#### What this task involves:
Note each line that includes the word "adobe". Copy those lines.

------------

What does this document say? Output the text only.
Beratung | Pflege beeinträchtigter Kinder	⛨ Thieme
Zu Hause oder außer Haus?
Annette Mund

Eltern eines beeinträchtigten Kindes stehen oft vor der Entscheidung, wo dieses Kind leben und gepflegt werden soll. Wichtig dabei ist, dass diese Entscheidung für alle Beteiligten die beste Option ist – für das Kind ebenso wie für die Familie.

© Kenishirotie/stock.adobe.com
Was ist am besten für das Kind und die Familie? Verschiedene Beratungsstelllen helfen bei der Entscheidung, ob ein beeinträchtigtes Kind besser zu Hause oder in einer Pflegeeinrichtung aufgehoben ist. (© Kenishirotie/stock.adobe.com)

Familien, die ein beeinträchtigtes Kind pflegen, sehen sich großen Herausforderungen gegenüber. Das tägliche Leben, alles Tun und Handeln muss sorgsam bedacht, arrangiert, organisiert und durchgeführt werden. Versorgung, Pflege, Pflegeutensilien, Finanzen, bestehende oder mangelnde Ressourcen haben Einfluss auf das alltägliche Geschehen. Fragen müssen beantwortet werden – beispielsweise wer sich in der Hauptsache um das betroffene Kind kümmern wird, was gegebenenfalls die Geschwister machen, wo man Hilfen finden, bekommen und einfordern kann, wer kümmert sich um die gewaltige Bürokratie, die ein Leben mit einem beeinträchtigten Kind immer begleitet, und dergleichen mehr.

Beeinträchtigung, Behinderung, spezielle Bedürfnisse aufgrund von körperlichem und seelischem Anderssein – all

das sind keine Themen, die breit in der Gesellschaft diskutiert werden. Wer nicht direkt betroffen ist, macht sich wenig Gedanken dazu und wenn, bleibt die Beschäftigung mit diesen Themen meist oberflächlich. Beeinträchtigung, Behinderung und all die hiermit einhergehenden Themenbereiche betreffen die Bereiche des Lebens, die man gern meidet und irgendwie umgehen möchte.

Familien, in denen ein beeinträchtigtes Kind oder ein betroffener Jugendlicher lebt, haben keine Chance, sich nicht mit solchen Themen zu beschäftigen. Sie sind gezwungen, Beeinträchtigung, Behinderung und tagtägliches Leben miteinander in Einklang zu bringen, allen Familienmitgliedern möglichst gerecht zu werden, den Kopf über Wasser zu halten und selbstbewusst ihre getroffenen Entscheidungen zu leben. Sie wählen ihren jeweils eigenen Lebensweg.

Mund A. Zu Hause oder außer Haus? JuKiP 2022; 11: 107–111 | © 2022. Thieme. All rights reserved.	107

------------

#### Response below:
© Kenishirotie/stock.adobe.com
Was ist am besten für das Kind und die Familie? Verschiedene Beratungsstelllen helfen bei der Entscheidung, ob ein beeinträchtigtes Kind besser zu Hause oder in einer Pflegeeinrichtung aufgehoben ist. (© Kenishirotie/stock.adobe.com)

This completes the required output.